Instructions for the task: Tell how many lines carry the word "минут"; the reply is the number and nothing else.

Task inputs:
======
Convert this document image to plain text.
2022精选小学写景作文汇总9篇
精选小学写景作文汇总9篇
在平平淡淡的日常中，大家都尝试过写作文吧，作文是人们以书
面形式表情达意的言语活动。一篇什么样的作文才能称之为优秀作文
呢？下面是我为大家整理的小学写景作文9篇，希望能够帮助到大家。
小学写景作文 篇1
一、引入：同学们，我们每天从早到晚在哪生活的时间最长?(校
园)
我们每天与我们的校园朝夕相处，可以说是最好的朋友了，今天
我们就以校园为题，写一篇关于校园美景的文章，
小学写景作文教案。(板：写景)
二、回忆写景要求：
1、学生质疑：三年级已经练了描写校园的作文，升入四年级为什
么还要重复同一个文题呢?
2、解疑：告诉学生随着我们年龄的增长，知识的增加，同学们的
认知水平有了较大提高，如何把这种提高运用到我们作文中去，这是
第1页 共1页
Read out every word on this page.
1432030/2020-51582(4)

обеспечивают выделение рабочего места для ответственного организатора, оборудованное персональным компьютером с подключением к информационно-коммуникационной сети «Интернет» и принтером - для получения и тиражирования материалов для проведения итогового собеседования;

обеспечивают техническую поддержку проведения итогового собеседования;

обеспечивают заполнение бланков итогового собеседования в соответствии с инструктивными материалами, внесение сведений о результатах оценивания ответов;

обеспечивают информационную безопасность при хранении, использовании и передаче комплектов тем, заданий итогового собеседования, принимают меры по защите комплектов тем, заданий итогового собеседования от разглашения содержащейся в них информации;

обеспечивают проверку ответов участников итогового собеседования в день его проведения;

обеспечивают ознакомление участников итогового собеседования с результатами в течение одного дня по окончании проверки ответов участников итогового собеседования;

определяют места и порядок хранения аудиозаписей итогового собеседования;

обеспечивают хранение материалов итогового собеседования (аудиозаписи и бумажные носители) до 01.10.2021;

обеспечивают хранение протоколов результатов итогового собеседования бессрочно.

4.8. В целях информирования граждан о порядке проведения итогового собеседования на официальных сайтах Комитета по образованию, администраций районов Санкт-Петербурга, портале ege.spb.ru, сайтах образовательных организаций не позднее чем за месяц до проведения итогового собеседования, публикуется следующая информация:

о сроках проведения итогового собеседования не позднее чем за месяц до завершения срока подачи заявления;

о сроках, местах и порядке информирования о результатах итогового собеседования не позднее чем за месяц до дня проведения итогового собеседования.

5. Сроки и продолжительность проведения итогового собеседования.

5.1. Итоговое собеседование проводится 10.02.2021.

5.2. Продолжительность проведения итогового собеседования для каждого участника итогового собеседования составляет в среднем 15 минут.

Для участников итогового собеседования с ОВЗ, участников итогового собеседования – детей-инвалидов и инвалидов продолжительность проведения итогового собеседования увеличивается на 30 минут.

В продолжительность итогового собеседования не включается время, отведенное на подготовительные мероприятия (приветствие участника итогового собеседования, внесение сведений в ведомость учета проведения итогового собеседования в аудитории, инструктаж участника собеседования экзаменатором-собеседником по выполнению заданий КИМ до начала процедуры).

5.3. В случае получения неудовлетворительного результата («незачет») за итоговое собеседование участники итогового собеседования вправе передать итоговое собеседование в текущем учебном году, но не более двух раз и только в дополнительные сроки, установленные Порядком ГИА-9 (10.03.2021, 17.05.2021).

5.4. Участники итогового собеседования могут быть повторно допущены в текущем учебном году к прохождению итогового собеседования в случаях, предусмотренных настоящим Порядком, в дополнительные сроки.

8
======
Task output: 2